_PROBLEM TO WORK ON:_
Report the count of lines containing the word "element" in the entries below, and nothing more.

=======

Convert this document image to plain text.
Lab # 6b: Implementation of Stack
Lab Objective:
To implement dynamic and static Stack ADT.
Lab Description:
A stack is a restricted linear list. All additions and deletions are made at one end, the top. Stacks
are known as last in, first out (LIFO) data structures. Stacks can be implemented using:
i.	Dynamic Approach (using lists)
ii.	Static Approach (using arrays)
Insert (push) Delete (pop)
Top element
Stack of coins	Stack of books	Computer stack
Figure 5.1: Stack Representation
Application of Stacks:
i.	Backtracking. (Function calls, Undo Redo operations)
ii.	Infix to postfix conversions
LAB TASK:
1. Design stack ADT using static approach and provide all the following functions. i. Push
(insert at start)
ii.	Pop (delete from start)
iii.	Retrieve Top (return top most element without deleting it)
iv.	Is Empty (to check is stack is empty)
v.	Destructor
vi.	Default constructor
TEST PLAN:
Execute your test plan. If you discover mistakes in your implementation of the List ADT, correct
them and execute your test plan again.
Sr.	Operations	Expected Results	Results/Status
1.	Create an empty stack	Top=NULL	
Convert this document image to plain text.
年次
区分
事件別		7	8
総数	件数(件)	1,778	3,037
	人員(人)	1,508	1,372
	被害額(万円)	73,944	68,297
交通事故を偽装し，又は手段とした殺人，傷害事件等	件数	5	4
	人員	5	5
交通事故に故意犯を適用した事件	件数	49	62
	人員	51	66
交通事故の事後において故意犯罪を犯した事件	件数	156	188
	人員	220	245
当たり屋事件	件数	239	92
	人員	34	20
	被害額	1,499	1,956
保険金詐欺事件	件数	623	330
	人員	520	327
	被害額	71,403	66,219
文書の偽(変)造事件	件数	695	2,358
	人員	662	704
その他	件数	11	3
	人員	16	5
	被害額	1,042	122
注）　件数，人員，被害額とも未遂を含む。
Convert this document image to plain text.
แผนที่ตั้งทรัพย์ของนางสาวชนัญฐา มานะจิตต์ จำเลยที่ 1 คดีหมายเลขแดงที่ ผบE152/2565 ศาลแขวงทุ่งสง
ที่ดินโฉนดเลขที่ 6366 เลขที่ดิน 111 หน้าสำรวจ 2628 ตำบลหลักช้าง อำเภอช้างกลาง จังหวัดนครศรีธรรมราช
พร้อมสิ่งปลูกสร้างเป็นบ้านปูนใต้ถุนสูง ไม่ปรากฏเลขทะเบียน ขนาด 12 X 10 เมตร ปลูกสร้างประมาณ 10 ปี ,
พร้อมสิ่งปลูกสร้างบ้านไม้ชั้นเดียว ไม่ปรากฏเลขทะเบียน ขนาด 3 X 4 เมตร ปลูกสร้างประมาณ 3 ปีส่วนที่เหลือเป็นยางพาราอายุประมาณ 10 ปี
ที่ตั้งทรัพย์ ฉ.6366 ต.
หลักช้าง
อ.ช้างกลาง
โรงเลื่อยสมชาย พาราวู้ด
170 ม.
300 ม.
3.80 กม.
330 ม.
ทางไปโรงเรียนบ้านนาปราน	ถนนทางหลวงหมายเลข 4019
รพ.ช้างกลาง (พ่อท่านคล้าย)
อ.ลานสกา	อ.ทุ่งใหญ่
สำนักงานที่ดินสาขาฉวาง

=======

_EXERCISE RESPONSE:_
2